— RECORDS SHOWN —
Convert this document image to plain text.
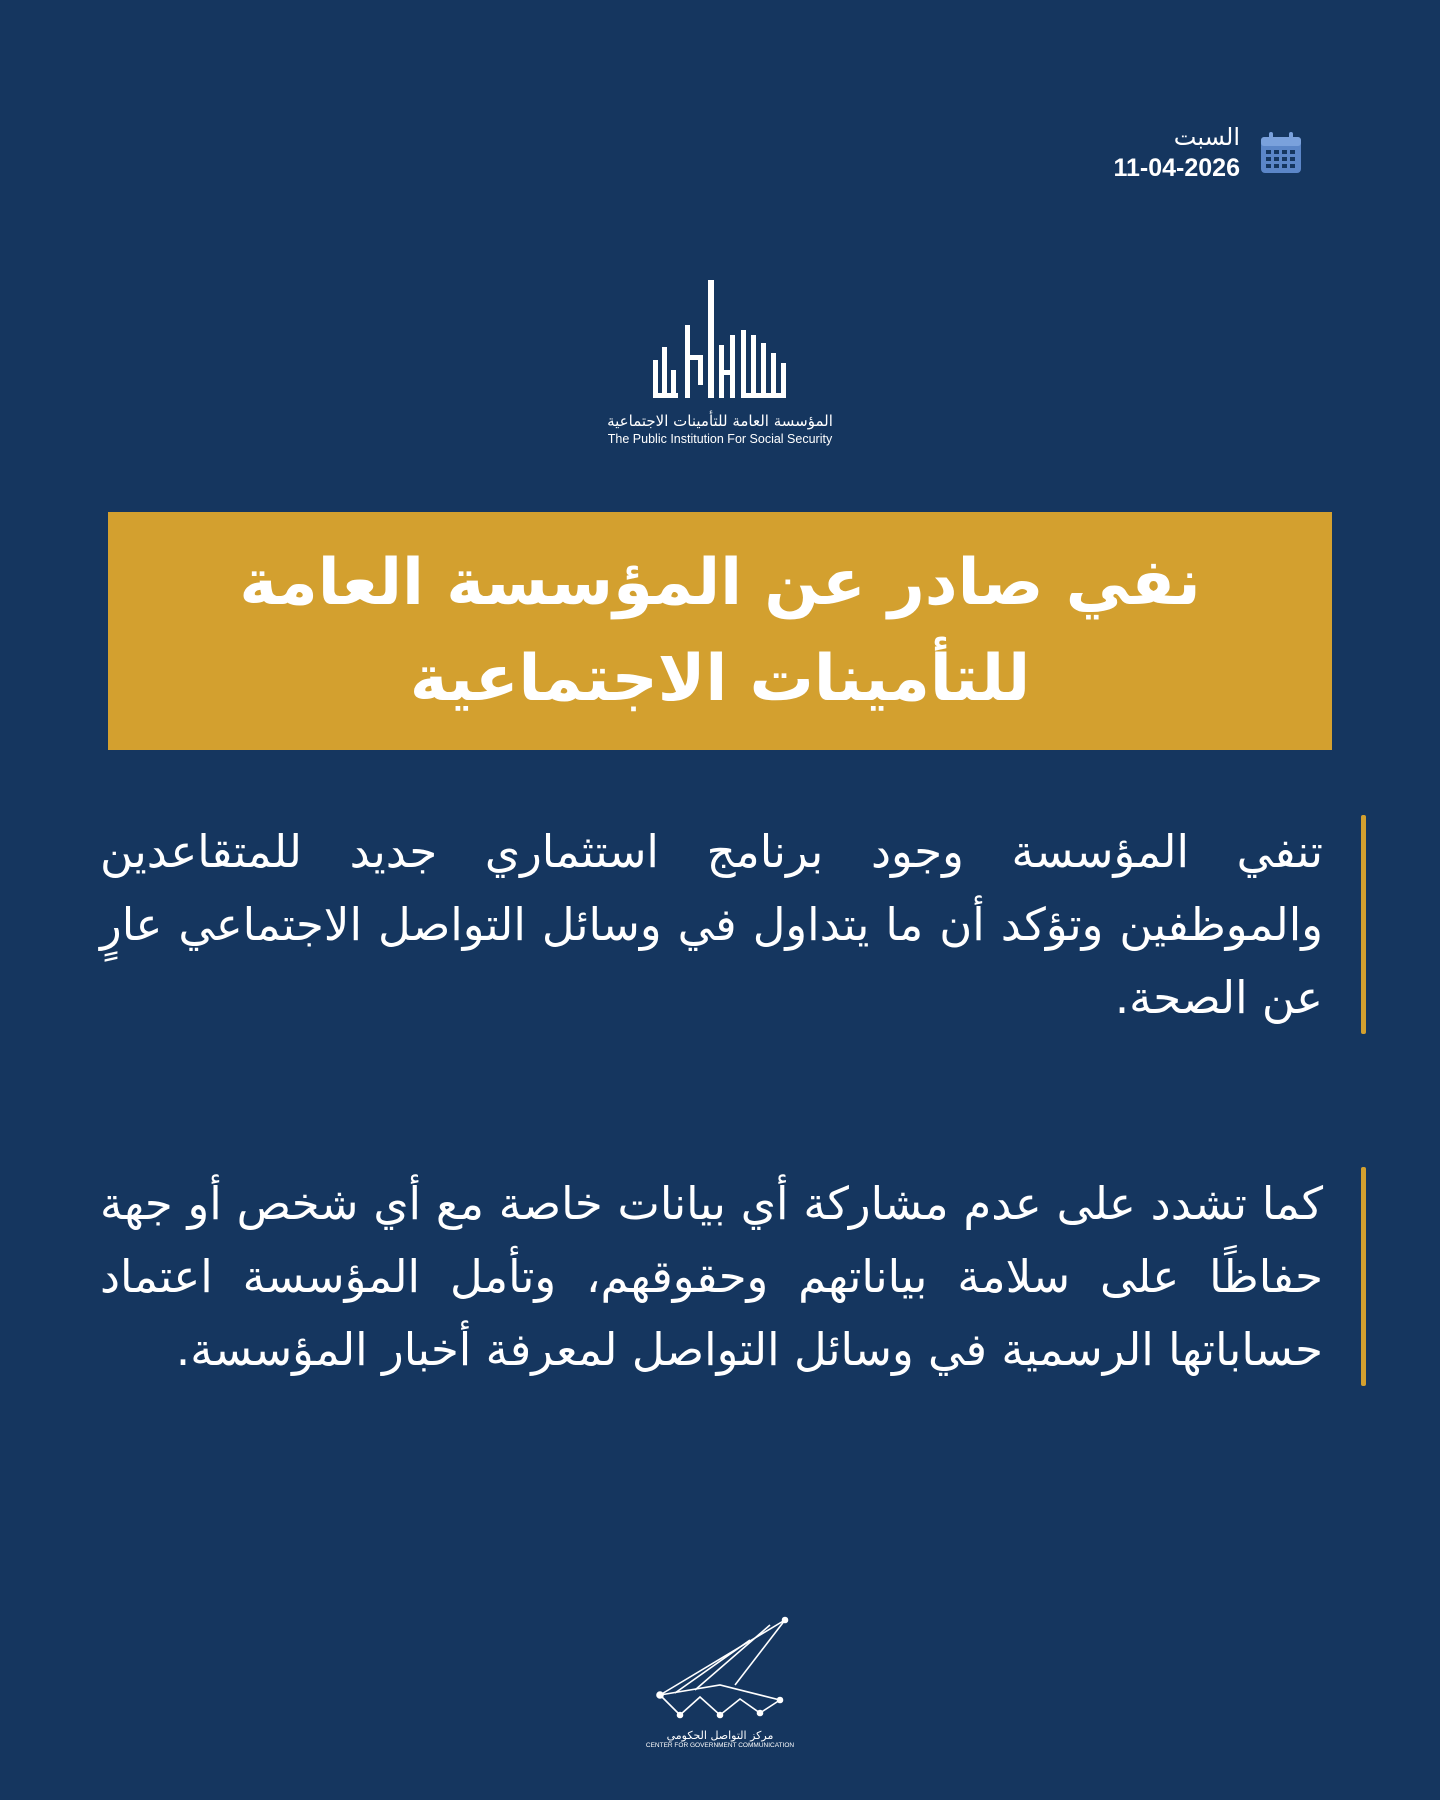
السبت
11-04-2026
المؤسسة العامة للتأمينات الاجتماعية
The Public Institution For Social Security
نفي صادر عن المؤسسة العامة للتأمينات الاجتماعية

تنفي المؤسسة وجود برنامج استثماري جديد للمتقاعدين والموظفين وتؤكد أن ما يتداول في وسائل التواصل الاجتماعي عارٍ عن الصحة.

كما تشدد على عدم مشاركة أي بيانات خاصة مع أي شخص أو جهة حفاظًا على سلامة بياناتهم وحقوقهم، وتأمل المؤسسة اعتماد حساباتها الرسمية في وسائل التواصل لمعرفة أخبار المؤسسة.

مركز التواصل الحكومي
CENTER FOR GOVERNMENT COMMUNICATION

— GIVEN PROBLEM —
Repeat everything in the records precisely. Images are excluded from the copy.

— ANSWER TO THE TASK —
Convert this document image to plain text.
السبت
11-04-2026
المؤسسة العامة للتأمينات الاجتماعية
The Public Institution For Social Security
نفي صادر عن المؤسسة العامة للتأمينات الاجتماعية

تنفي المؤسسة وجود برنامج استثماري جديد للمتقاعدين والموظفين وتؤكد أن ما يتداول في وسائل التواصل الاجتماعي عارٍ عن الصحة.

كما تشدد على عدم مشاركة أي بيانات خاصة مع أي شخص أو جهة حفاظًا على سلامة بياناتهم وحقوقهم، وتأمل المؤسسة اعتماد حساباتها الرسمية في وسائل التواصل لمعرفة أخبار المؤسسة.

مركز التواصل الحكومي
CENTER FOR GOVERNMENT COMMUNICATION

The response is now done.